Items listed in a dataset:
◇ ◇ ◇ ◇

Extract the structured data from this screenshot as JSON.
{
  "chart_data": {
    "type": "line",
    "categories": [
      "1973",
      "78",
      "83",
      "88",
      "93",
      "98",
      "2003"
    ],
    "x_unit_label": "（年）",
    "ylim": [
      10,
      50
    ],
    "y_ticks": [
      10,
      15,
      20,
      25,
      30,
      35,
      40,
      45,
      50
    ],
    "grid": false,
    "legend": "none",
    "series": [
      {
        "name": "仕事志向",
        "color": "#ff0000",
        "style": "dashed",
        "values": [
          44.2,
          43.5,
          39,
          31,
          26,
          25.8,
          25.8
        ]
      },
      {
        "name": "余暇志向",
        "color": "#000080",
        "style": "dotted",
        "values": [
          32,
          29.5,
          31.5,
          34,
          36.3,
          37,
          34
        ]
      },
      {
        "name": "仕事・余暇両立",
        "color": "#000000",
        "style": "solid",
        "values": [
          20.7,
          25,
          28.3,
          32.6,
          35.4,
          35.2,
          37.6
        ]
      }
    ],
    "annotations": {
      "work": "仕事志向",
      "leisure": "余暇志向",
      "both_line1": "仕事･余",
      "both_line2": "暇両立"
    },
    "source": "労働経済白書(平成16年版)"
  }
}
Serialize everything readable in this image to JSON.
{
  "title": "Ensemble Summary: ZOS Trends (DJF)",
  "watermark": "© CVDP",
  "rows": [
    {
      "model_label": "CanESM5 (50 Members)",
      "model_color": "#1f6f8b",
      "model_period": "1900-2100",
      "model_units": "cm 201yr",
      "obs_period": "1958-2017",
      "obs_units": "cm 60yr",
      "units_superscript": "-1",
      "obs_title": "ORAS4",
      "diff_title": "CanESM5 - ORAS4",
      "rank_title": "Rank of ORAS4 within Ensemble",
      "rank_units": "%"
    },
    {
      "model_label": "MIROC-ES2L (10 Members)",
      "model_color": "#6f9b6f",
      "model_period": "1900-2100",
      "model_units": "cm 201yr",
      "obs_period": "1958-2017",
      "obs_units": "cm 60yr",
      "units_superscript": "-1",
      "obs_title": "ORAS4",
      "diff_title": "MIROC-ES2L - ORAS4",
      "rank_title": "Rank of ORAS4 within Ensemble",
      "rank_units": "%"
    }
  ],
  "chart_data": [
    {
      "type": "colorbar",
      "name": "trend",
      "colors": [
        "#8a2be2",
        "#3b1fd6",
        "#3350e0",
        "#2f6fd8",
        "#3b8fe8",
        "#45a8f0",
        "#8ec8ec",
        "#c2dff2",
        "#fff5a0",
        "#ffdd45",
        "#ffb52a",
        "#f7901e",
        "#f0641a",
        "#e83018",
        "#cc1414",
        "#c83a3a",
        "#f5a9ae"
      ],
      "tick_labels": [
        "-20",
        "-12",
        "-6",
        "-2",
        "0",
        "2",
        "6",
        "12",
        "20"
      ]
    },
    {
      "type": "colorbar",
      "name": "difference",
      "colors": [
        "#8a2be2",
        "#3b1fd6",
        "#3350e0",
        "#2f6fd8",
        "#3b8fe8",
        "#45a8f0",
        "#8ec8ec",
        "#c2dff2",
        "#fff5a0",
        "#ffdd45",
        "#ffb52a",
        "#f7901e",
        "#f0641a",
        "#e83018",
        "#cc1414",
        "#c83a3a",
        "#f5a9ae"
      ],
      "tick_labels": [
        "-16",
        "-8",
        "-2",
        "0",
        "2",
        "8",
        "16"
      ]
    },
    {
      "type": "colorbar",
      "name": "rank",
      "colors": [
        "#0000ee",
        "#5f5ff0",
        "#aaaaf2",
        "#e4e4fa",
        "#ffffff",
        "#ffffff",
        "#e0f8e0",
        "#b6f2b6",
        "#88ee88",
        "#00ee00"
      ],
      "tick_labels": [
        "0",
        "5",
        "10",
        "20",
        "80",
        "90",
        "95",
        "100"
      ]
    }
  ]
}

◇ ◇ ◇ ◇

▸ **Task to carry out**
Without changing a word, restate the whole listing.

▸ **Task response**
Extract the structured data from this screenshot as JSON.
{
  "chart_data": {
    "type": "line",
    "categories": [
      "1973",
      "78",
      "83",
      "88",
      "93",
      "98",
      "2003"
    ],
    "x_unit_label": "（年）",
    "ylim": [
      10,
      50
    ],
    "y_ticks": [
      10,
      15,
      20,
      25,
      30,
      35,
      40,
      45,
      50
    ],
    "grid": false,
    "legend": "none",
    "series": [
      {
        "name": "仕事志向",
        "color": "#ff0000",
        "style": "dashed",
        "values": [
          44.2,
          43.5,
          39,
          31,
          26,
          25.8,
          25.8
        ]
      },
      {
        "name": "余暇志向",
        "color": "#000080",
        "style": "dotted",
        "values": [
          32,
          29.5,
          31.5,
          34,
          36.3,
          37,
          34
        ]
      },
      {
        "name": "仕事・余暇両立",
        "color": "#000000",
        "style": "solid",
        "values": [
          20.7,
          25,
          28.3,
          32.6,
          35.4,
          35.2,
          37.6
        ]
      }
    ],
    "annotations": {
      "work": "仕事志向",
      "leisure": "余暇志向",
      "both_line1": "仕事･余",
      "both_line2": "暇両立"
    },
    "source": "労働経済白書(平成16年版)"
  }
}
Serialize everything readable in this image to JSON.
{
  "title": "Ensemble Summary: ZOS Trends (DJF)",
  "watermark": "© CVDP",
  "rows": [
    {
      "model_label": "CanESM5 (50 Members)",
      "model_color": "#1f6f8b",
      "model_period": "1900-2100",
      "model_units": "cm 201yr",
      "obs_period": "1958-2017",
      "obs_units": "cm 60yr",
      "units_superscript": "-1",
      "obs_title": "ORAS4",
      "diff_title": "CanESM5 - ORAS4",
      "rank_title": "Rank of ORAS4 within Ensemble",
      "rank_units": "%"
    },
    {
      "model_label": "MIROC-ES2L (10 Members)",
      "model_color": "#6f9b6f",
      "model_period": "1900-2100",
      "model_units": "cm 201yr",
      "obs_period": "1958-2017",
      "obs_units": "cm 60yr",
      "units_superscript": "-1",
      "obs_title": "ORAS4",
      "diff_title": "MIROC-ES2L - ORAS4",
      "rank_title": "Rank of ORAS4 within Ensemble",
      "rank_units": "%"
    }
  ],
  "chart_data": [
    {
      "type": "colorbar",
      "name": "trend",
      "colors": [
        "#8a2be2",
        "#3b1fd6",
        "#3350e0",
        "#2f6fd8",
        "#3b8fe8",
        "#45a8f0",
        "#8ec8ec",
        "#c2dff2",
        "#fff5a0",
        "#ffdd45",
        "#ffb52a",
        "#f7901e",
        "#f0641a",
        "#e83018",
        "#cc1414",
        "#c83a3a",
        "#f5a9ae"
      ],
      "tick_labels": [
        "-20",
        "-12",
        "-6",
        "-2",
        "0",
        "2",
        "6",
        "12",
        "20"
      ]
    },
    {
      "type": "colorbar",
      "name": "difference",
      "colors": [
        "#8a2be2",
        "#3b1fd6",
        "#3350e0",
        "#2f6fd8",
        "#3b8fe8",
        "#45a8f0",
        "#8ec8ec",
        "#c2dff2",
        "#fff5a0",
        "#ffdd45",
        "#ffb52a",
        "#f7901e",
        "#f0641a",
        "#e83018",
        "#cc1414",
        "#c83a3a",
        "#f5a9ae"
      ],
      "tick_labels": [
        "-16",
        "-8",
        "-2",
        "0",
        "2",
        "8",
        "16"
      ]
    },
    {
      "type": "colorbar",
      "name": "rank",
      "colors": [
        "#0000ee",
        "#5f5ff0",
        "#aaaaf2",
        "#e4e4fa",
        "#ffffff",
        "#ffffff",
        "#e0f8e0",
        "#b6f2b6",
        "#88ee88",
        "#00ee00"
      ],
      "tick_labels": [
        "0",
        "5",
        "10",
        "20",
        "80",
        "90",
        "95",
        "100"
      ]
    }
  ]
}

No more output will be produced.